#### WORK INSTRUCTIONS
According to the passage on Christmas, what did a Coca Cola marketing campaign suggest?

#### PASSAGE
- - - - - - -
Thursday, December 25, 2008

religious holiday

The mono-religious holiday where there are more instances of domestic violence than at any time of the year. When more people in rural Queensland clean the family rifle a little more vigilantly than usual and blow their own head off. When people crash their cars. When emergency rooms at the hospital are run off their feet. When children cry because of their disappointments. When adults cry because the are reduced to children, when old wounds are ripped open and new ones are created. When people wrap overpriced presents in green and red because of a marketing campaign by Coca Cola that suggested that these were Christmas colours. When shop assistants snap at each other like tethered dogs. When sex is performed drunk and without adequate protection leading to a rash of september babies labored over in the heat of a new season. When husbands and wives grit their teeth at the oddness of in-laws and crack their jaws over the failings of their own parents and siblings. All this because of a biblical story. A religious fairytale that I have never actually believed.

I know I am all ba humbug and I know that people start to be nice to you on Christmas Eve and that is nice of course, but I am feeling sad about my family. A strange and haunting distance that is just underlined by other families who come together and act like they really like each other. I feel more like an alien at this time than at any other.

So merry Christmas to the orphans and the outcasts among you. Stay off the roads and don't play with weapons. Drink a little, but not with any gusto. Look at art. Listen to music. Read a book and remember that there are people out there who you have chosen to be your friends. We will survive the season and I will see you back at work after two days of public holidays.

1 comment:

Anonymous said...

I'm with you, Krissy. What a strange phenomenon Christmas has become. I hate being pulled into its madness and wish I could extricate myself, but I've fallen into the familial trap - my kids count down the days each year in a frenzy of excitement.
You're not alone with distant family members and coldness where there's supposed to be warmth and joy. Sometimes distance is a good thing. At least no one's polishing a gun near us.
Hope it went reasonably painlessly for you and that you've enjoyed a couple of days off.
- - - - - - -
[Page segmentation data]
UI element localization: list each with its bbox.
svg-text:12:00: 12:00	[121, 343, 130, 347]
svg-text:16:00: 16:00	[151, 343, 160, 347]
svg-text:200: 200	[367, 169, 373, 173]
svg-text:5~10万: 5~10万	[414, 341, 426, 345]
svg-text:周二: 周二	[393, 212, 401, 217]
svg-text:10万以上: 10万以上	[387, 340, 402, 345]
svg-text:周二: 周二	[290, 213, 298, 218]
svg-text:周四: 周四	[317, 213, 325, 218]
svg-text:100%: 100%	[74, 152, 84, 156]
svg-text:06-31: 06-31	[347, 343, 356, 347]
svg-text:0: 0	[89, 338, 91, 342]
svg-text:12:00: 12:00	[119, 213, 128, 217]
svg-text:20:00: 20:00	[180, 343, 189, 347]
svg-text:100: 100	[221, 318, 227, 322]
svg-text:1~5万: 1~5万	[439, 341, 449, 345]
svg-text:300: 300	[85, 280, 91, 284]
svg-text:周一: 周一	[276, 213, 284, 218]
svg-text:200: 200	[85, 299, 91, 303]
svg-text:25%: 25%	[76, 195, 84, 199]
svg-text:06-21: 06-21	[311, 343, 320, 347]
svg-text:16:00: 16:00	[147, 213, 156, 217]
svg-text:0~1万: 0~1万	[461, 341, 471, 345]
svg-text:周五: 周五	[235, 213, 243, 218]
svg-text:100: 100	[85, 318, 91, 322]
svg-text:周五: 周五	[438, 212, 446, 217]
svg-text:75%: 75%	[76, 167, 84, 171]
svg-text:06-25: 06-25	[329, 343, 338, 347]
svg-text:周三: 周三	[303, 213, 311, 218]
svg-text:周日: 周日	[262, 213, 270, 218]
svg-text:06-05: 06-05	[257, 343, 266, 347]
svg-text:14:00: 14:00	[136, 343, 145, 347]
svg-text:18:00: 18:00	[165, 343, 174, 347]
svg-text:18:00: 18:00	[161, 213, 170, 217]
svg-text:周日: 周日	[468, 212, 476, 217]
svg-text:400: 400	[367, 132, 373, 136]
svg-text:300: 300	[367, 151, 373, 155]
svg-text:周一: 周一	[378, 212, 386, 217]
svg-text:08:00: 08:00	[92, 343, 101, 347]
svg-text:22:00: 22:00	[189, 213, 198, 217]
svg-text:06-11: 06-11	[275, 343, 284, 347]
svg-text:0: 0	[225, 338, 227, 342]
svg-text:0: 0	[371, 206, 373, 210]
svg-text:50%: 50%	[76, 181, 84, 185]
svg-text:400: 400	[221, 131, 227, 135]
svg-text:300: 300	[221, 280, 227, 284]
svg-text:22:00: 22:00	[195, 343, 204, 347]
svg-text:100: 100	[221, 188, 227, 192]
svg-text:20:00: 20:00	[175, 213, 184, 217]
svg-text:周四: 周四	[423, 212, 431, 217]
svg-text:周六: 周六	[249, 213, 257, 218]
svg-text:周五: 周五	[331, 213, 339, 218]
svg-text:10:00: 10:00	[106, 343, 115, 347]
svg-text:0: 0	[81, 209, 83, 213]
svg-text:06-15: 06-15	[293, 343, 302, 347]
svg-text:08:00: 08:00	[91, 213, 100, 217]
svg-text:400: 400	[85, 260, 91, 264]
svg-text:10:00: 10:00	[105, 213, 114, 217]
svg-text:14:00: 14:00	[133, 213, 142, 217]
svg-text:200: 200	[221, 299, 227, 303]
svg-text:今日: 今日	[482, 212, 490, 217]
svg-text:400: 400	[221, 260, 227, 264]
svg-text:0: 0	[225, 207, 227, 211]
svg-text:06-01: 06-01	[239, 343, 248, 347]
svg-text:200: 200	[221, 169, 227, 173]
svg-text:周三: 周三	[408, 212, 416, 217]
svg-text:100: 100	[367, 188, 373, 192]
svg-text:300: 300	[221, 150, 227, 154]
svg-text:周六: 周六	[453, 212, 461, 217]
- - - - - - -
#### SOLUTION FOR THIS PROBLEM
It suggested that green and red were Christmas colors.